- **Exercise**: Where a line in the listing contains the string "name", copy that line out.

Chart and figure data:

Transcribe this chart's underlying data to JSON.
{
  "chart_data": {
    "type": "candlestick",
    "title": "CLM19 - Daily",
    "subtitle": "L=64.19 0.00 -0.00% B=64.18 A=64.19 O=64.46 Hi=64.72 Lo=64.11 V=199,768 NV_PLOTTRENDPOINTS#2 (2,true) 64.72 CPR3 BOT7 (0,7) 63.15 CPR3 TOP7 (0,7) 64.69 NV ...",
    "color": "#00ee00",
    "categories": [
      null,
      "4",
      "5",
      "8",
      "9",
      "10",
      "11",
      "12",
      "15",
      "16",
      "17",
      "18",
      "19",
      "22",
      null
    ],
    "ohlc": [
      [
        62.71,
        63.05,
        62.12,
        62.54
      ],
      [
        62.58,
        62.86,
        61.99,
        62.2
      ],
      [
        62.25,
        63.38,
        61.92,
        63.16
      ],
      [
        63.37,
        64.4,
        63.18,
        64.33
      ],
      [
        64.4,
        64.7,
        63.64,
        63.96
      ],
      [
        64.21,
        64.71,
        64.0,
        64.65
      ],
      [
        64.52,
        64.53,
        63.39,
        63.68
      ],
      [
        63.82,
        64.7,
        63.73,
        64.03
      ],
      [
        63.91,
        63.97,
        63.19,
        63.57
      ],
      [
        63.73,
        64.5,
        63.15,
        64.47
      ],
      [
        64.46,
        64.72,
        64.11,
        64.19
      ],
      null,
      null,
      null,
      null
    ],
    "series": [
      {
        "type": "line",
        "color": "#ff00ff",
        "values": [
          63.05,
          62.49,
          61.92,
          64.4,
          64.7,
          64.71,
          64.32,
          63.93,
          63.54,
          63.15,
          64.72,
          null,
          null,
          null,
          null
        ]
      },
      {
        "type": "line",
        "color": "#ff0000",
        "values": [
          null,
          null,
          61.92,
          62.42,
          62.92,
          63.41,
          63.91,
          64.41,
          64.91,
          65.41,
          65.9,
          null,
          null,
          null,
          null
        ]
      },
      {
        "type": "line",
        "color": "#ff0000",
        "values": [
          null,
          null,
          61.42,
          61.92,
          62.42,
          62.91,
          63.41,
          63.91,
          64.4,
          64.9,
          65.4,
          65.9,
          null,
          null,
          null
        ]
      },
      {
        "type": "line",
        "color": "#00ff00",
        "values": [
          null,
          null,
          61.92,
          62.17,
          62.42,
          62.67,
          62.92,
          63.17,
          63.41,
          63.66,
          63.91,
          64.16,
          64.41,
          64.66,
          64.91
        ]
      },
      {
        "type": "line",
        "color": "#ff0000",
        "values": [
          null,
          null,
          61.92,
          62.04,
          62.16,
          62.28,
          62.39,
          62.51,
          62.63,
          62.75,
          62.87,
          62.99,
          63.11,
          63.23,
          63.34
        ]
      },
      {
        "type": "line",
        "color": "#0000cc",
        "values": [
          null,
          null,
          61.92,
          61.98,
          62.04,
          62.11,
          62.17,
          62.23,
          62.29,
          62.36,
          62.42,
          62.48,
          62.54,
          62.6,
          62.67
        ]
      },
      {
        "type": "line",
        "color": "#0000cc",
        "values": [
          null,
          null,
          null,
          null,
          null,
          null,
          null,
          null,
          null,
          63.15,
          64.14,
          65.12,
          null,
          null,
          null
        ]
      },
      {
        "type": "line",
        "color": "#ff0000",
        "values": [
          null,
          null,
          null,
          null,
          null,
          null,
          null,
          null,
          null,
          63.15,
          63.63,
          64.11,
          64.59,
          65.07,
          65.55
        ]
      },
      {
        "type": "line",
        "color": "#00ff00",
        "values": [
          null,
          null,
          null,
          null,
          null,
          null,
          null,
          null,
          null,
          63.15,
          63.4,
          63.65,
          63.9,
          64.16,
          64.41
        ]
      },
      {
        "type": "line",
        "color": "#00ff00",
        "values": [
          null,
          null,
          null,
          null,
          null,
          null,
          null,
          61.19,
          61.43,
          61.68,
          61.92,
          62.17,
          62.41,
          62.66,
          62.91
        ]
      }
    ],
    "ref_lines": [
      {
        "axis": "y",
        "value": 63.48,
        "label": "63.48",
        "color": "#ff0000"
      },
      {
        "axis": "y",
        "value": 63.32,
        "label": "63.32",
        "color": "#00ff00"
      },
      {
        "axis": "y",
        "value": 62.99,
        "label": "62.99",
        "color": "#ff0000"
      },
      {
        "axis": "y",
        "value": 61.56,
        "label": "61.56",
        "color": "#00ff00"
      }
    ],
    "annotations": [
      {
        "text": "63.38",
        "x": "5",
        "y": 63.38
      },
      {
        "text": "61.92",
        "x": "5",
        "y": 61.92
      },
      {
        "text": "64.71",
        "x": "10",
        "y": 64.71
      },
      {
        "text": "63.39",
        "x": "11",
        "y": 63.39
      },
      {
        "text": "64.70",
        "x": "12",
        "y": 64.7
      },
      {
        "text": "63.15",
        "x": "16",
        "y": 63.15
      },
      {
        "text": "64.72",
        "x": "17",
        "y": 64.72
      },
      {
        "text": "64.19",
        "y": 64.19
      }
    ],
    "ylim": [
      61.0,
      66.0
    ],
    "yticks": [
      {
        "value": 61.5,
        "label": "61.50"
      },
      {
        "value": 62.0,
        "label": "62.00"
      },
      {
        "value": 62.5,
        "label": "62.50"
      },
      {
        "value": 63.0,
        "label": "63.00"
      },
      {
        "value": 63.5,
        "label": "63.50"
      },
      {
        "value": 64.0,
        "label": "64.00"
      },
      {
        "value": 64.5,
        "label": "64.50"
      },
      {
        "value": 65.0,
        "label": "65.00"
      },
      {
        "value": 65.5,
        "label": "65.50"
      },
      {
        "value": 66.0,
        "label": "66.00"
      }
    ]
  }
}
...
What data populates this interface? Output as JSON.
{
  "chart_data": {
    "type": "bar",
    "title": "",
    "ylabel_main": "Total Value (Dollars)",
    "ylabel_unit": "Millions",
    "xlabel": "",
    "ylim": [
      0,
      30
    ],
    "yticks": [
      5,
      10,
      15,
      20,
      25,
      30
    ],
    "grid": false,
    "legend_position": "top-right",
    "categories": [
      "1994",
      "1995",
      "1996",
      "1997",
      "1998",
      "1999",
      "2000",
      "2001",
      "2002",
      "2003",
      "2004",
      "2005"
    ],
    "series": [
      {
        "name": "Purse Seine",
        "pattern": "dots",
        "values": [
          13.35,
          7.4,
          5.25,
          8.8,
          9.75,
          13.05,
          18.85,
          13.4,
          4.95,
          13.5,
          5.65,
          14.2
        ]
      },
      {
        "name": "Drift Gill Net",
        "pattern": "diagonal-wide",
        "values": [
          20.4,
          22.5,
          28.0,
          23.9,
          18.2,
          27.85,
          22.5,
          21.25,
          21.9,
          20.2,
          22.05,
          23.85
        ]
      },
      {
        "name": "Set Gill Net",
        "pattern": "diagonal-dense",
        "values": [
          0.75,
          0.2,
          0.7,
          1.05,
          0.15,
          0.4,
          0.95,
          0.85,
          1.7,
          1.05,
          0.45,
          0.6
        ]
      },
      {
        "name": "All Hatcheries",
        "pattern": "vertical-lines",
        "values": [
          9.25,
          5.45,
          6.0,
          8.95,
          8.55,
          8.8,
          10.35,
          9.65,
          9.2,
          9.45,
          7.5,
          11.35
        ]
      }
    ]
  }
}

- **Response to the task**:
        "name": "Purse Seine",
        "name": "Drift Gill Net",
        "name": "Set Gill Net",
        "name": "All Hatcheries",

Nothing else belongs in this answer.